▶ _THE PROBLEM_
Your answer should be the entries below, reproduced character for character.

▶ _EXERCISE INPUT_
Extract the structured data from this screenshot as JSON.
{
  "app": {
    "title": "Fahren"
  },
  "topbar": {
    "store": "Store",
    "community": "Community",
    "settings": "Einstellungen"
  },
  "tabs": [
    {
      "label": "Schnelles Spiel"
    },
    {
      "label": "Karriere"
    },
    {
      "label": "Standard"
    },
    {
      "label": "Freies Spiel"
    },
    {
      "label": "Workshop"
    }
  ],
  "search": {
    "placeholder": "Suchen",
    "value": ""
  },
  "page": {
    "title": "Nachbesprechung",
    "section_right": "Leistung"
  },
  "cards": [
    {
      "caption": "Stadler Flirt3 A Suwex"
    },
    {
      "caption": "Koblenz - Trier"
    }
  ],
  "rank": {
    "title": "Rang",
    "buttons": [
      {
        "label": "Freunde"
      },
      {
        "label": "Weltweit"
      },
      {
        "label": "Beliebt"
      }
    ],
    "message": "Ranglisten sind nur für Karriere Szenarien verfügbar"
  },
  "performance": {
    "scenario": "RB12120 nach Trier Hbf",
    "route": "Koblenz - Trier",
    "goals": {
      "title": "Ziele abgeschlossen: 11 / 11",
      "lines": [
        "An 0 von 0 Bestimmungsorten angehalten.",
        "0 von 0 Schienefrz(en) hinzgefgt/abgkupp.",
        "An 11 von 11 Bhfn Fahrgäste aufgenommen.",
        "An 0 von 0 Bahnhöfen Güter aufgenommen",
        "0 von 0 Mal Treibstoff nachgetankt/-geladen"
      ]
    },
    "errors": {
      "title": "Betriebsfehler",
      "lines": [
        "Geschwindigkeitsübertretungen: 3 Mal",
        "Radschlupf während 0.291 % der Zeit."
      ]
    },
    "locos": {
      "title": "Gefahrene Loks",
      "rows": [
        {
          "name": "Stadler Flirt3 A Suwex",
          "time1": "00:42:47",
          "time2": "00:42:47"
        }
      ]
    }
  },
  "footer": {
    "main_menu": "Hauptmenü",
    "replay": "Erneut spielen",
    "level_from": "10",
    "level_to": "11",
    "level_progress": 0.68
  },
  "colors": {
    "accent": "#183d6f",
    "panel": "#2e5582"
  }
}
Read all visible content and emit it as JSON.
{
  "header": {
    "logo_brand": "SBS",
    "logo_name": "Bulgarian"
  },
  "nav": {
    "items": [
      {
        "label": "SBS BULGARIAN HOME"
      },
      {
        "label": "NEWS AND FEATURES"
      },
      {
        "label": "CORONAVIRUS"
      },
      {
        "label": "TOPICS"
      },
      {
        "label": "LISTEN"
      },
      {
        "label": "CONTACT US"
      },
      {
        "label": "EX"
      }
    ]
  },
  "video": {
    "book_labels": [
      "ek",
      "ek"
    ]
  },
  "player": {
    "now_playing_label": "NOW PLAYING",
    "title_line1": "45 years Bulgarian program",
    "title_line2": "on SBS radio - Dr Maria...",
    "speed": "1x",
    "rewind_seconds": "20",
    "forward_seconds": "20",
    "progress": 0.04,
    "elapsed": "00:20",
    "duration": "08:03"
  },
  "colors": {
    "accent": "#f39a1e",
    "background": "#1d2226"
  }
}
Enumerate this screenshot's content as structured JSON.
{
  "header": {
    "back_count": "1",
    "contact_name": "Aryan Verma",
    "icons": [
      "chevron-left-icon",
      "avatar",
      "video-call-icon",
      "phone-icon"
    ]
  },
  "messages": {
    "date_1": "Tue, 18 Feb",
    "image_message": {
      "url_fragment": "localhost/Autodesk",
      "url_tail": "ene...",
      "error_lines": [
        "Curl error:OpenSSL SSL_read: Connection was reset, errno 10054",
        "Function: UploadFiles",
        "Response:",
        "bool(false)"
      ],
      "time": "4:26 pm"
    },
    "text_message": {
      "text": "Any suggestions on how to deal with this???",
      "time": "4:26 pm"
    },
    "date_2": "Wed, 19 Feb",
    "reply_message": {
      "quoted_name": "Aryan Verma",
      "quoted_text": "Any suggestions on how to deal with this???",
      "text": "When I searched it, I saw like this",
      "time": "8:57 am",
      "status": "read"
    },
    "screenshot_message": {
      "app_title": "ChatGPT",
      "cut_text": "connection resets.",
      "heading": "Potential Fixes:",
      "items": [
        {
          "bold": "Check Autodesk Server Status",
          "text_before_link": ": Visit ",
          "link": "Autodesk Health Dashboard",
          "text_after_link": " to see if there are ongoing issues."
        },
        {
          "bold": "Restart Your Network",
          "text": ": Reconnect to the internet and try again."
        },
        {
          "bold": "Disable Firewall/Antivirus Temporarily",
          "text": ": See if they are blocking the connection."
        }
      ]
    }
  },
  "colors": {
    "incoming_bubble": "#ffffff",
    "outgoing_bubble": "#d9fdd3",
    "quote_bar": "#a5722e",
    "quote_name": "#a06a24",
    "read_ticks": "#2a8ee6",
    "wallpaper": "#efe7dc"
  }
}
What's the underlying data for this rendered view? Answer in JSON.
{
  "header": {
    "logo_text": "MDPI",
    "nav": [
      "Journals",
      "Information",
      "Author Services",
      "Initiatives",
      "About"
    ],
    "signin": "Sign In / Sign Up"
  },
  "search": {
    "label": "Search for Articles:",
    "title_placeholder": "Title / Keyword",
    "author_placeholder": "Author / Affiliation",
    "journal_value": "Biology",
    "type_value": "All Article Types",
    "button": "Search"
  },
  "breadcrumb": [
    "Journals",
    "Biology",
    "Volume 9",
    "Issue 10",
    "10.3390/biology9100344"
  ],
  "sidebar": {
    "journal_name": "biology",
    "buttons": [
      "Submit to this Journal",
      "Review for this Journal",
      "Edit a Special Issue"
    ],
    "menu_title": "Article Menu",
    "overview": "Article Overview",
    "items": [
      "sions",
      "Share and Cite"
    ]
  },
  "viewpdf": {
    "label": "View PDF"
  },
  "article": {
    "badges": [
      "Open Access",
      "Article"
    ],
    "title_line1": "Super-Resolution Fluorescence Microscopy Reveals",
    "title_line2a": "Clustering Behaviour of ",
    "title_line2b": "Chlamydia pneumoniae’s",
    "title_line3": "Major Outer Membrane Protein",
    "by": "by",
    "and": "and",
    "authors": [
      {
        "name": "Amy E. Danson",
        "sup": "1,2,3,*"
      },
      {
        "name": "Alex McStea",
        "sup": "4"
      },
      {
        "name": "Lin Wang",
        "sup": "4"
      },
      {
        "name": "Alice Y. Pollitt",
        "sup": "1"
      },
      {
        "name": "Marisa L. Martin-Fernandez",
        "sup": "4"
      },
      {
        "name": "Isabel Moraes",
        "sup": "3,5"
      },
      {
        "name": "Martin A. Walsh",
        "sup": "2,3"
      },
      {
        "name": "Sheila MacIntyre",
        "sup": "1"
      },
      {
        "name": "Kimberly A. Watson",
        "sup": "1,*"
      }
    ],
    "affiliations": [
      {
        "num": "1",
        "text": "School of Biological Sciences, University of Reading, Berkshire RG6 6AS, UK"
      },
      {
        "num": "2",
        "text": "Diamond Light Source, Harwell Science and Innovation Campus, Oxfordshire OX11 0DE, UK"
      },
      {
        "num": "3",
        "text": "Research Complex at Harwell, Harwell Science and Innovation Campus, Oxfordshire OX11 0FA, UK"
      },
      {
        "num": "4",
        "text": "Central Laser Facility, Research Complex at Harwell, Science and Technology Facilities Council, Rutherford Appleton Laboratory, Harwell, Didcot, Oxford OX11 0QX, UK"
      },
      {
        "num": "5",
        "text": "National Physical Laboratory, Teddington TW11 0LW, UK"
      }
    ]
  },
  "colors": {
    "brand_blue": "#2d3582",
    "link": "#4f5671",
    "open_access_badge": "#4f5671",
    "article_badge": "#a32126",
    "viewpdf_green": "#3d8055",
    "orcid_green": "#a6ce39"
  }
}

▶ _SOLUTION BELOW_
Extract the structured data from this screenshot as JSON.
{
  "app": {
    "title": "Fahren"
  },
  "topbar": {
    "store": "Store",
    "community": "Community",
    "settings": "Einstellungen"
  },
  "tabs": [
    {
      "label": "Schnelles Spiel"
    },
    {
      "label": "Karriere"
    },
    {
      "label": "Standard"
    },
    {
      "label": "Freies Spiel"
    },
    {
      "label": "Workshop"
    }
  ],
  "search": {
    "placeholder": "Suchen",
    "value": ""
  },
  "page": {
    "title": "Nachbesprechung",
    "section_right": "Leistung"
  },
  "cards": [
    {
      "caption": "Stadler Flirt3 A Suwex"
    },
    {
      "caption": "Koblenz - Trier"
    }
  ],
  "rank": {
    "title": "Rang",
    "buttons": [
      {
        "label": "Freunde"
      },
      {
        "label": "Weltweit"
      },
      {
        "label": "Beliebt"
      }
    ],
    "message": "Ranglisten sind nur für Karriere Szenarien verfügbar"
  },
  "performance": {
    "scenario": "RB12120 nach Trier Hbf",
    "route": "Koblenz - Trier",
    "goals": {
      "title": "Ziele abgeschlossen: 11 / 11",
      "lines": [
        "An 0 von 0 Bestimmungsorten angehalten.",
        "0 von 0 Schienefrz(en) hinzgefgt/abgkupp.",
        "An 11 von 11 Bhfn Fahrgäste aufgenommen.",
        "An 0 von 0 Bahnhöfen Güter aufgenommen",
        "0 von 0 Mal Treibstoff nachgetankt/-geladen"
      ]
    },
    "errors": {
      "title": "Betriebsfehler",
      "lines": [
        "Geschwindigkeitsübertretungen: 3 Mal",
        "Radschlupf während 0.291 % der Zeit."
      ]
    },
    "locos": {
      "title": "Gefahrene Loks",
      "rows": [
        {
          "name": "Stadler Flirt3 A Suwex",
          "time1": "00:42:47",
          "time2": "00:42:47"
        }
      ]
    }
  },
  "footer": {
    "main_menu": "Hauptmenü",
    "replay": "Erneut spielen",
    "level_from": "10",
    "level_to": "11",
    "level_progress": 0.68
  },
  "colors": {
    "accent": "#183d6f",
    "panel": "#2e5582"
  }
}
Read all visible content and emit it as JSON.
{
  "header": {
    "logo_brand": "SBS",
    "logo_name": "Bulgarian"
  },
  "nav": {
    "items": [
      {
        "label": "SBS BULGARIAN HOME"
      },
      {
        "label": "NEWS AND FEATURES"
      },
      {
        "label": "CORONAVIRUS"
      },
      {
        "label": "TOPICS"
      },
      {
        "label": "LISTEN"
      },
      {
        "label": "CONTACT US"
      },
      {
        "label": "EX"
      }
    ]
  },
  "video": {
    "book_labels": [
      "ek",
      "ek"
    ]
  },
  "player": {
    "now_playing_label": "NOW PLAYING",
    "title_line1": "45 years Bulgarian program",
    "title_line2": "on SBS radio - Dr Maria...",
    "speed": "1x",
    "rewind_seconds": "20",
    "forward_seconds": "20",
    "progress": 0.04,
    "elapsed": "00:20",
    "duration": "08:03"
  },
  "colors": {
    "accent": "#f39a1e",
    "background": "#1d2226"
  }
}
Enumerate this screenshot's content as structured JSON.
{
  "header": {
    "back_count": "1",
    "contact_name": "Aryan Verma",
    "icons": [
      "chevron-left-icon",
      "avatar",
      "video-call-icon",
      "phone-icon"
    ]
  },
  "messages": {
    "date_1": "Tue, 18 Feb",
    "image_message": {
      "url_fragment": "localhost/Autodesk",
      "url_tail": "ene...",
      "error_lines": [
        "Curl error:OpenSSL SSL_read: Connection was reset, errno 10054",
        "Function: UploadFiles",
        "Response:",
        "bool(false)"
      ],
      "time": "4:26 pm"
    },
    "text_message": {
      "text": "Any suggestions on how to deal with this???",
      "time": "4:26 pm"
    },
    "date_2": "Wed, 19 Feb",
    "reply_message": {
      "quoted_name": "Aryan Verma",
      "quoted_text": "Any suggestions on how to deal with this???",
      "text": "When I searched it, I saw like this",
      "time": "8:57 am",
      "status": "read"
    },
    "screenshot_message": {
      "app_title": "ChatGPT",
      "cut_text": "connection resets.",
      "heading": "Potential Fixes:",
      "items": [
        {
          "bold": "Check Autodesk Server Status",
          "text_before_link": ": Visit ",
          "link": "Autodesk Health Dashboard",
          "text_after_link": " to see if there are ongoing issues."
        },
        {
          "bold": "Restart Your Network",
          "text": ": Reconnect to the internet and try again."
        },
        {
          "bold": "Disable Firewall/Antivirus Temporarily",
          "text": ": See if they are blocking the connection."
        }
      ]
    }
  },
  "colors": {
    "incoming_bubble": "#ffffff",
    "outgoing_bubble": "#d9fdd3",
    "quote_bar": "#a5722e",
    "quote_name": "#a06a24",
    "read_ticks": "#2a8ee6",
    "wallpaper": "#efe7dc"
  }
}
What's the underlying data for this rendered view? Answer in JSON.
{
  "header": {
    "logo_text": "MDPI",
    "nav": [
      "Journals",
      "Information",
      "Author Services",
      "Initiatives",
      "About"
    ],
    "signin": "Sign In / Sign Up"
  },
  "search": {
    "label": "Search for Articles:",
    "title_placeholder": "Title / Keyword",
    "author_placeholder": "Author / Affiliation",
    "journal_value": "Biology",
    "type_value": "All Article Types",
    "button": "Search"
  },
  "breadcrumb": [
    "Journals",
    "Biology",
    "Volume 9",
    "Issue 10",
    "10.3390/biology9100344"
  ],
  "sidebar": {
    "journal_name": "biology",
    "buttons": [
      "Submit to this Journal",
      "Review for this Journal",
      "Edit a Special Issue"
    ],
    "menu_title": "Article Menu",
    "overview": "Article Overview",
    "items": [
      "sions",
      "Share and Cite"
    ]
  },
  "viewpdf": {
    "label": "View PDF"
  },
  "article": {
    "badges": [
      "Open Access",
      "Article"
    ],
    "title_line1": "Super-Resolution Fluorescence Microscopy Reveals",
    "title_line2a": "Clustering Behaviour of ",
    "title_line2b": "Chlamydia pneumoniae’s",
    "title_line3": "Major Outer Membrane Protein",
    "by": "by",
    "and": "and",
    "authors": [
      {
        "name": "Amy E. Danson",
        "sup": "1,2,3,*"
      },
      {
        "name": "Alex McStea",
        "sup": "4"
      },
      {
        "name": "Lin Wang",
        "sup": "4"
      },
      {
        "name": "Alice Y. Pollitt",
        "sup": "1"
      },
      {
        "name": "Marisa L. Martin-Fernandez",
        "sup": "4"
      },
      {
        "name": "Isabel Moraes",
        "sup": "3,5"
      },
      {
        "name": "Martin A. Walsh",
        "sup": "2,3"
      },
      {
        "name": "Sheila MacIntyre",
        "sup": "1"
      },
      {
        "name": "Kimberly A. Watson",
        "sup": "1,*"
      }
    ],
    "affiliations": [
      {
        "num": "1",
        "text": "School of Biological Sciences, University of Reading, Berkshire RG6 6AS, UK"
      },
      {
        "num": "2",
        "text": "Diamond Light Source, Harwell Science and Innovation Campus, Oxfordshire OX11 0DE, UK"
      },
      {
        "num": "3",
        "text": "Research Complex at Harwell, Harwell Science and Innovation Campus, Oxfordshire OX11 0FA, UK"
      },
      {
        "num": "4",
        "text": "Central Laser Facility, Research Complex at Harwell, Science and Technology Facilities Council, Rutherford Appleton Laboratory, Harwell, Didcot, Oxford OX11 0QX, UK"
      },
      {
        "num": "5",
        "text": "National Physical Laboratory, Teddington TW11 0LW, UK"
      }
    ]
  },
  "colors": {
    "brand_blue": "#2d3582",
    "link": "#4f5671",
    "open_access_badge": "#4f5671",
    "article_badge": "#a32126",
    "viewpdf_green": "#3d8055",
    "orcid_green": "#a6ce39"
  }
}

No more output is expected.